═════ Material shown ═════

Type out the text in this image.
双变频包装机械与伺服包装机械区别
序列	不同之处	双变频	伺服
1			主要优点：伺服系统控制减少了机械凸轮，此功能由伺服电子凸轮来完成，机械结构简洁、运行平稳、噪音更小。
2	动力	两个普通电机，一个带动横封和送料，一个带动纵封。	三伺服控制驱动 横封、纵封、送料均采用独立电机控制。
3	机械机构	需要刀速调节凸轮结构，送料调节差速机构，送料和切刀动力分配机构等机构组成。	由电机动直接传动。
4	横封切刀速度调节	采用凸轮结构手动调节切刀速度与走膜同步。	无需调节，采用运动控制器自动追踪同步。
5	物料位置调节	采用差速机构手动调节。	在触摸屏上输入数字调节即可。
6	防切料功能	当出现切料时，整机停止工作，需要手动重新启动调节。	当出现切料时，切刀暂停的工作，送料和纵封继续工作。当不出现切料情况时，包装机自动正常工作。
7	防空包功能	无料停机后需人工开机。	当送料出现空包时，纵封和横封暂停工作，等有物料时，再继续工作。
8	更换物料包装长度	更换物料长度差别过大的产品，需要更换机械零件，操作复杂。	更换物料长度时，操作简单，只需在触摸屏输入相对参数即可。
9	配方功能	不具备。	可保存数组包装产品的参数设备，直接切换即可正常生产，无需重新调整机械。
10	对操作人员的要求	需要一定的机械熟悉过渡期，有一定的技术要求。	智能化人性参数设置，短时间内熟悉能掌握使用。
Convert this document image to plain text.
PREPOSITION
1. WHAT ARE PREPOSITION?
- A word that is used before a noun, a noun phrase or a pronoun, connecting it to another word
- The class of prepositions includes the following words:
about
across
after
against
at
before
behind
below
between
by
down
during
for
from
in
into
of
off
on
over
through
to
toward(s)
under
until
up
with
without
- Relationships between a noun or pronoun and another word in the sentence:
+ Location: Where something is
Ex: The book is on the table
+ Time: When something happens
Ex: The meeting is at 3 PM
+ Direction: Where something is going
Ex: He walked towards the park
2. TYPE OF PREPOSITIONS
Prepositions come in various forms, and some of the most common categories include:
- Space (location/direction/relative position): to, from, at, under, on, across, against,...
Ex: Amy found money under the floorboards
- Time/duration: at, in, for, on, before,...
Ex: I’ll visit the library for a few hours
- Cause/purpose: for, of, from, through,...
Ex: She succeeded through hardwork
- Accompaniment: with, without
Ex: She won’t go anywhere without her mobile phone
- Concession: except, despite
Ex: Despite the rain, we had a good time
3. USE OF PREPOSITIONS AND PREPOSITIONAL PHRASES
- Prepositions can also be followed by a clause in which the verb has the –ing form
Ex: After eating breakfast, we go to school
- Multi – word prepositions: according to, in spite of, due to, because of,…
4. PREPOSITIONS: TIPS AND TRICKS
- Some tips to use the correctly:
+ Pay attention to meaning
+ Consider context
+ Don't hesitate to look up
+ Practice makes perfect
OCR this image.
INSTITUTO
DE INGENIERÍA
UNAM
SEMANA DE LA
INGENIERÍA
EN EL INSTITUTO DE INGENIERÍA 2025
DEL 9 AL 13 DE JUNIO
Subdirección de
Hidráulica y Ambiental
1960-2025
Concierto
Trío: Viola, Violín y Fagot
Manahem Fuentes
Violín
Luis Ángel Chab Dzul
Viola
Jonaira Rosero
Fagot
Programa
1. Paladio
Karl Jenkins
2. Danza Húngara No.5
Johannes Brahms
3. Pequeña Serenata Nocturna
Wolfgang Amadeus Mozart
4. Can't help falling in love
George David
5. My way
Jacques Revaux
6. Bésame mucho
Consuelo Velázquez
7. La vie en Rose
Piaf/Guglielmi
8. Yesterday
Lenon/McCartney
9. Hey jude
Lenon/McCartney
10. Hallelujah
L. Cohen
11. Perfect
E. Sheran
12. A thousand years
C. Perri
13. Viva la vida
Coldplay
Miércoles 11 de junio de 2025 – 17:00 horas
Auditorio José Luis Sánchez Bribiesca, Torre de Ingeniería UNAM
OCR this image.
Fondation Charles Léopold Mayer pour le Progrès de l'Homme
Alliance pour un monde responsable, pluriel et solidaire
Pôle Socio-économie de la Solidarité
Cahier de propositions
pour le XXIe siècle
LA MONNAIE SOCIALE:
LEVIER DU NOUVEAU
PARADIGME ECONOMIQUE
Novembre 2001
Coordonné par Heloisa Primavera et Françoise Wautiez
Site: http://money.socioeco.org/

═════

Stated exercise:
Where a line in the material contains "between", copy that line.

Task response:
between
- Relationships between a noun or pronoun and another word in the sentence:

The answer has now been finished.